[RECORDS FOR THE EXERCISE]
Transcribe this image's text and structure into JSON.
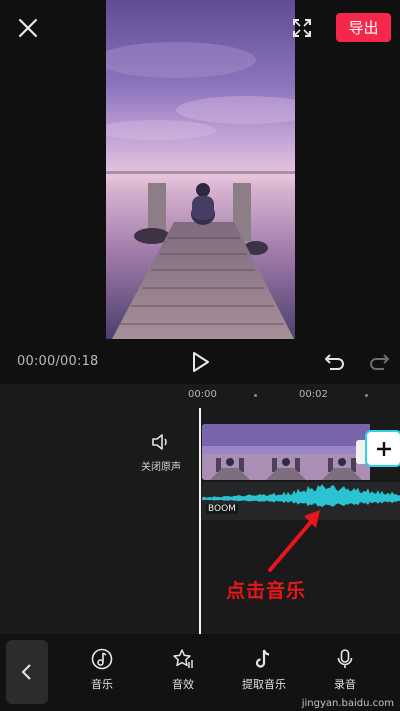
{
  "header": {
    "export_label": "导出"
  },
  "player": {
    "timecode": "00:00/00:18"
  },
  "timeline": {
    "ruler": {
      "t0": "00:00",
      "t1": "00:02"
    },
    "mute_label": "关闭原声",
    "audio_track_label": "BOOM",
    "annotation": "点击音乐"
  },
  "toolbar": {
    "items": [
      {
        "label": "音乐",
        "icon": "music-note-icon"
      },
      {
        "label": "音效",
        "icon": "star-sound-effect-icon"
      },
      {
        "label": "提取音乐",
        "icon": "tiktok-extract-icon"
      },
      {
        "label": "录音",
        "icon": "microphone-icon"
      }
    ]
  },
  "watermark": "jingyan.baidu.com",
  "colors": {
    "accent": "#f5284c",
    "waveform": "#2bc3d1",
    "annotation": "#e8161c"
  }
}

[WORK REQUIRED] Using the listing, copy every line where the word "icon" shows up.

[TASK RESPONSE]
        "icon": "music-note-icon"
        "icon": "star-sound-effect-icon"
        "icon": "tiktok-extract-icon"
        "icon": "microphone-icon"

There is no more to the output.